[START OF Material]

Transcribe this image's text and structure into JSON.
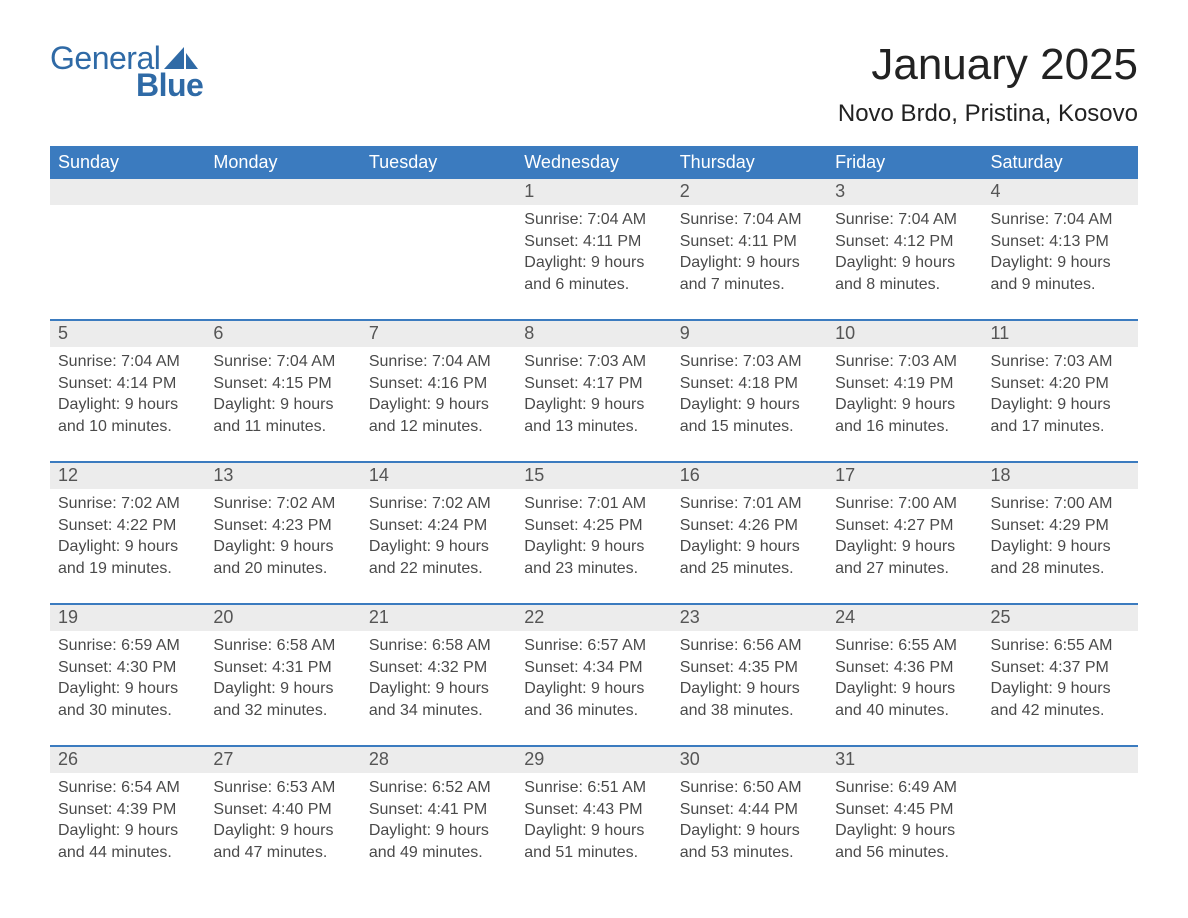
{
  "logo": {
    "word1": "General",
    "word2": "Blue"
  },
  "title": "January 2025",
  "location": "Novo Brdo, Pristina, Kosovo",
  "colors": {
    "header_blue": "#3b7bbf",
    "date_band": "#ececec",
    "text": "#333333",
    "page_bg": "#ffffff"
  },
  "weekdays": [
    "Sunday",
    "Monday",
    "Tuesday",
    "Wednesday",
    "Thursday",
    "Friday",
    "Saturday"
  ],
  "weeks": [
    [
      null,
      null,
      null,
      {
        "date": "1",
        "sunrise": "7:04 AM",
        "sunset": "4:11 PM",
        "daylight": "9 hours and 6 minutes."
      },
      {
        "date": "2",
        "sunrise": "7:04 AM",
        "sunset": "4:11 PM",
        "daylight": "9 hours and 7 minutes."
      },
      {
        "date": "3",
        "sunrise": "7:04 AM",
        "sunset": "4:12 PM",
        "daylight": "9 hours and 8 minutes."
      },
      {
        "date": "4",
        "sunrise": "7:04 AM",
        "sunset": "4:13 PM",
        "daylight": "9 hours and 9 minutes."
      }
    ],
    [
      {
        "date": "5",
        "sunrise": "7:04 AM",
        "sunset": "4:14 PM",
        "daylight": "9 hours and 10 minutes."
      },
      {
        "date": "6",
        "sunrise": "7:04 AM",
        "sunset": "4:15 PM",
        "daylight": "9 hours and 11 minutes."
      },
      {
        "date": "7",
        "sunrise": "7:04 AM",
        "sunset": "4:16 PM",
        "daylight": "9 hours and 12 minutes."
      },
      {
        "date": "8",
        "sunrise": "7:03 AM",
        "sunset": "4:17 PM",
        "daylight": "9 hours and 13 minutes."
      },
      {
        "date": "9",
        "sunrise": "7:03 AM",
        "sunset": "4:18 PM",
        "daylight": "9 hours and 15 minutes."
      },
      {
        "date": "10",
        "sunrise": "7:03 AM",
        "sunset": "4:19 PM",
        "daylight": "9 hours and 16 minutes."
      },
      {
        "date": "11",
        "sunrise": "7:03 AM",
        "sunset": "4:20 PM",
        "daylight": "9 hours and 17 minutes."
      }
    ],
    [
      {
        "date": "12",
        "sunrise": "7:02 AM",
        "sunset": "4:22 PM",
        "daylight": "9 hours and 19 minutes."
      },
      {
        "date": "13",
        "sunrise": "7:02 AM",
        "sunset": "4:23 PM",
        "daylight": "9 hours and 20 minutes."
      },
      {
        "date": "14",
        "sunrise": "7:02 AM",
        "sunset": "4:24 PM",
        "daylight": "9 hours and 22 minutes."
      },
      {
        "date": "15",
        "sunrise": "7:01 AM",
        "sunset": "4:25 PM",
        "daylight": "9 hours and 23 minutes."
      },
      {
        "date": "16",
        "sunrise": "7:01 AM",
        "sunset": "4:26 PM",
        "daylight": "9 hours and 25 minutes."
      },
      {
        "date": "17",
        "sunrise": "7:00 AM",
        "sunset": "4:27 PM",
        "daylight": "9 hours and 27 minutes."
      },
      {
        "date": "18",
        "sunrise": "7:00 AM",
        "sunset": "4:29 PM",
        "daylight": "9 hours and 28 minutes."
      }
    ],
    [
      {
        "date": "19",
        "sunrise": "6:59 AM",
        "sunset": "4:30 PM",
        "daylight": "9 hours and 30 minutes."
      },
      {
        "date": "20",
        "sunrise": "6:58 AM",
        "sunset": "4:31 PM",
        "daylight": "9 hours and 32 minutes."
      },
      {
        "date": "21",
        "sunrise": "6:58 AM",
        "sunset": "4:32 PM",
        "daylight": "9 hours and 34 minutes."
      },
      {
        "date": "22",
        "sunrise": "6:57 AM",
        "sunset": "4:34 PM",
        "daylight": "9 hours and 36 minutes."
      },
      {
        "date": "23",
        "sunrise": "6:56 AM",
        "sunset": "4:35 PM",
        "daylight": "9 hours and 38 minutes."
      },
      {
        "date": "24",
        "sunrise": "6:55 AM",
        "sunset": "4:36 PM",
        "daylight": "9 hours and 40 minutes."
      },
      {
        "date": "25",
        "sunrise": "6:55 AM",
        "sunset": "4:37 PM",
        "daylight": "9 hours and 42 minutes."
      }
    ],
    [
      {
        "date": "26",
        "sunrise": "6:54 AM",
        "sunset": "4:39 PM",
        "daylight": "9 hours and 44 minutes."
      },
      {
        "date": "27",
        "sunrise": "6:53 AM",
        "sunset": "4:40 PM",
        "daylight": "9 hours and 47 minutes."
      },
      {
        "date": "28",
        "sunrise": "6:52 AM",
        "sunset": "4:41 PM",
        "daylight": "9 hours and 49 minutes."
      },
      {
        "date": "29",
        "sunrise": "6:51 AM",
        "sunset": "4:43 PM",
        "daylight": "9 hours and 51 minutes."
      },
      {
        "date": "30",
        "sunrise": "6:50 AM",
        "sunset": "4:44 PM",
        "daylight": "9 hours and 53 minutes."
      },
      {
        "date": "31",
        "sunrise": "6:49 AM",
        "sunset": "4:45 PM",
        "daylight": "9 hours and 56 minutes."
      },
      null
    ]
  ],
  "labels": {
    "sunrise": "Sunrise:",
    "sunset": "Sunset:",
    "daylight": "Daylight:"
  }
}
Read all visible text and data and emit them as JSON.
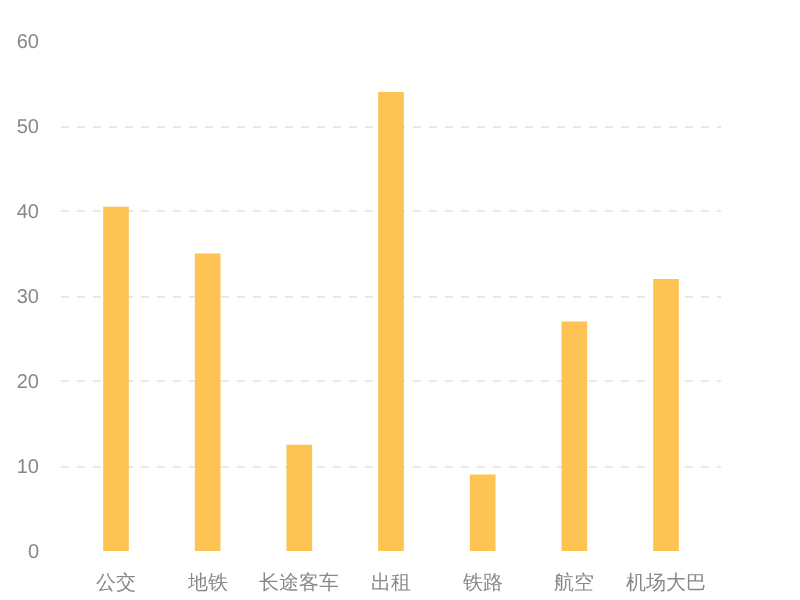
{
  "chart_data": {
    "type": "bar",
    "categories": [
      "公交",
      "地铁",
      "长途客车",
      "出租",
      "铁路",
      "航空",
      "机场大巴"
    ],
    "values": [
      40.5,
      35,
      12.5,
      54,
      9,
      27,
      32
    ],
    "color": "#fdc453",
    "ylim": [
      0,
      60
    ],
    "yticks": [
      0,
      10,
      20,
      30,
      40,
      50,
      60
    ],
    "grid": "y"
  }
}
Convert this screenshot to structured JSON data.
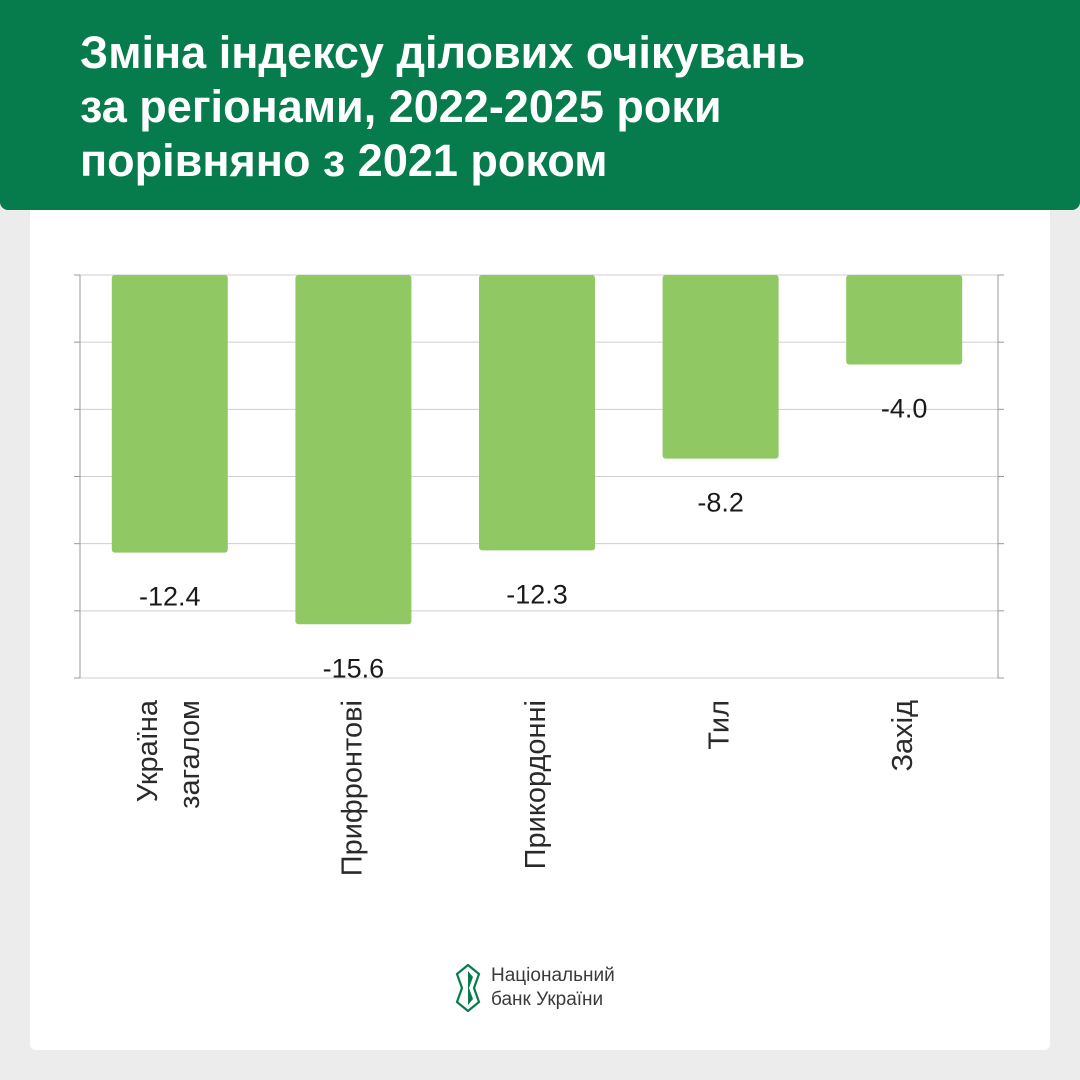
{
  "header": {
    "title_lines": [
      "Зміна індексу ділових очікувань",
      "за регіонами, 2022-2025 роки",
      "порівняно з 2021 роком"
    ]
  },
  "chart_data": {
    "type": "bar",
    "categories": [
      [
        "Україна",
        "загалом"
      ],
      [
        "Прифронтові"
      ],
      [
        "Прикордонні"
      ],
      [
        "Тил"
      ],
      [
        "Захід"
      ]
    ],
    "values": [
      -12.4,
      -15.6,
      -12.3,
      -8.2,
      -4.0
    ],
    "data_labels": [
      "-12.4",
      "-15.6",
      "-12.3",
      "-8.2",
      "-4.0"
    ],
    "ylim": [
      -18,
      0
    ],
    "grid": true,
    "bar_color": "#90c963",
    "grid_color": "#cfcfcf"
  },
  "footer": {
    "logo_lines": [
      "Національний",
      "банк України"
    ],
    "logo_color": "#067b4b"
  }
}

[END OF Material]

**Instructions to follow:** From the records given above, reproduce all text exactly and exclude each picture.

**Output below:**
Transcribe this image's text and structure into JSON.
{
  "logo": {
    "word1": "General",
    "word2": "Blue"
  },
  "title": "January 2025",
  "location": "Novo Brdo, Pristina, Kosovo",
  "colors": {
    "header_blue": "#3b7bbf",
    "date_band": "#ececec",
    "text": "#333333",
    "page_bg": "#ffffff"
  },
  "weekdays": [
    "Sunday",
    "Monday",
    "Tuesday",
    "Wednesday",
    "Thursday",
    "Friday",
    "Saturday"
  ],
  "weeks": [
    [
      null,
      null,
      null,
      {
        "date": "1",
        "sunrise": "7:04 AM",
        "sunset": "4:11 PM",
        "daylight": "9 hours and 6 minutes."
      },
      {
        "date": "2",
        "sunrise": "7:04 AM",
        "sunset": "4:11 PM",
        "daylight": "9 hours and 7 minutes."
      },
      {
        "date": "3",
        "sunrise": "7:04 AM",
        "sunset": "4:12 PM",
        "daylight": "9 hours and 8 minutes."
      },
      {
        "date": "4",
        "sunrise": "7:04 AM",
        "sunset": "4:13 PM",
        "daylight": "9 hours and 9 minutes."
      }
    ],
    [
      {
        "date": "5",
        "sunrise": "7:04 AM",
        "sunset": "4:14 PM",
        "daylight": "9 hours and 10 minutes."
      },
      {
        "date": "6",
        "sunrise": "7:04 AM",
        "sunset": "4:15 PM",
        "daylight": "9 hours and 11 minutes."
      },
      {
        "date": "7",
        "sunrise": "7:04 AM",
        "sunset": "4:16 PM",
        "daylight": "9 hours and 12 minutes."
      },
      {
        "date": "8",
        "sunrise": "7:03 AM",
        "sunset": "4:17 PM",
        "daylight": "9 hours and 13 minutes."
      },
      {
        "date": "9",
        "sunrise": "7:03 AM",
        "sunset": "4:18 PM",
        "daylight": "9 hours and 15 minutes."
      },
      {
        "date": "10",
        "sunrise": "7:03 AM",
        "sunset": "4:19 PM",
        "daylight": "9 hours and 16 minutes."
      },
      {
        "date": "11",
        "sunrise": "7:03 AM",
        "sunset": "4:20 PM",
        "daylight": "9 hours and 17 minutes."
      }
    ],
    [
      {
        "date": "12",
        "sunrise": "7:02 AM",
        "sunset": "4:22 PM",
        "daylight": "9 hours and 19 minutes."
      },
      {
        "date": "13",
        "sunrise": "7:02 AM",
        "sunset": "4:23 PM",
        "daylight": "9 hours and 20 minutes."
      },
      {
        "date": "14",
        "sunrise": "7:02 AM",
        "sunset": "4:24 PM",
        "daylight": "9 hours and 22 minutes."
      },
      {
        "date": "15",
        "sunrise": "7:01 AM",
        "sunset": "4:25 PM",
        "daylight": "9 hours and 23 minutes."
      },
      {
        "date": "16",
        "sunrise": "7:01 AM",
        "sunset": "4:26 PM",
        "daylight": "9 hours and 25 minutes."
      },
      {
        "date": "17",
        "sunrise": "7:00 AM",
        "sunset": "4:27 PM",
        "daylight": "9 hours and 27 minutes."
      },
      {
        "date": "18",
        "sunrise": "7:00 AM",
        "sunset": "4:29 PM",
        "daylight": "9 hours and 28 minutes."
      }
    ],
    [
      {
        "date": "19",
        "sunrise": "6:59 AM",
        "sunset": "4:30 PM",
        "daylight": "9 hours and 30 minutes."
      },
      {
        "date": "20",
        "sunrise": "6:58 AM",
        "sunset": "4:31 PM",
        "daylight": "9 hours and 32 minutes."
      },
      {
        "date": "21",
        "sunrise": "6:58 AM",
        "sunset": "4:32 PM",
        "daylight": "9 hours and 34 minutes."
      },
      {
        "date": "22",
        "sunrise": "6:57 AM",
        "sunset": "4:34 PM",
        "daylight": "9 hours and 36 minutes."
      },
      {
        "date": "23",
        "sunrise": "6:56 AM",
        "sunset": "4:35 PM",
        "daylight": "9 hours and 38 minutes."
      },
      {
        "date": "24",
        "sunrise": "6:55 AM",
        "sunset": "4:36 PM",
        "daylight": "9 hours and 40 minutes."
      },
      {
        "date": "25",
        "sunrise": "6:55 AM",
        "sunset": "4:37 PM",
        "daylight": "9 hours and 42 minutes."
      }
    ],
    [
      {
        "date": "26",
        "sunrise": "6:54 AM",
        "sunset": "4:39 PM",
        "daylight": "9 hours and 44 minutes."
      },
      {
        "date": "27",
        "sunrise": "6:53 AM",
        "sunset": "4:40 PM",
        "daylight": "9 hours and 47 minutes."
      },
      {
        "date": "28",
        "sunrise": "6:52 AM",
        "sunset": "4:41 PM",
        "daylight": "9 hours and 49 minutes."
      },
      {
        "date": "29",
        "sunrise": "6:51 AM",
        "sunset": "4:43 PM",
        "daylight": "9 hours and 51 minutes."
      },
      {
        "date": "30",
        "sunrise": "6:50 AM",
        "sunset": "4:44 PM",
        "daylight": "9 hours and 53 minutes."
      },
      {
        "date": "31",
        "sunrise": "6:49 AM",
        "sunset": "4:45 PM",
        "daylight": "9 hours and 56 minutes."
      },
      null
    ]
  ],
  "labels": {
    "sunrise": "Sunrise:",
    "sunset": "Sunset:",
    "daylight": "Daylight:"
  }
}
Read all visible text and data and emit them as JSON.
{
  "chart_data": {
    "type": "bar",
    "categories": [
      "公交",
      "地铁",
      "长途客车",
      "出租",
      "铁路",
      "航空",
      "机场大巴"
    ],
    "values": [
      40.5,
      35,
      12.5,
      54,
      9,
      27,
      32
    ],
    "color": "#fdc453",
    "ylim": [
      0,
      60
    ],
    "yticks": [
      0,
      10,
      20,
      30,
      40,
      50,
      60
    ],
    "grid": "y"
  }
}
Convert this screenshot to structured JSON data.
{
  "header": {
    "title_lines": [
      "Зміна індексу ділових очікувань",
      "за регіонами, 2022-2025 роки",
      "порівняно з 2021 роком"
    ]
  },
  "chart_data": {
    "type": "bar",
    "categories": [
      [
        "Україна",
        "загалом"
      ],
      [
        "Прифронтові"
      ],
      [
        "Прикордонні"
      ],
      [
        "Тил"
      ],
      [
        "Захід"
      ]
    ],
    "values": [
      -12.4,
      -15.6,
      -12.3,
      -8.2,
      -4.0
    ],
    "data_labels": [
      "-12.4",
      "-15.6",
      "-12.3",
      "-8.2",
      "-4.0"
    ],
    "ylim": [
      -18,
      0
    ],
    "grid": true,
    "bar_color": "#90c963",
    "grid_color": "#cfcfcf"
  },
  "footer": {
    "logo_lines": [
      "Національний",
      "банк України"
    ],
    "logo_color": "#067b4b"
  }
}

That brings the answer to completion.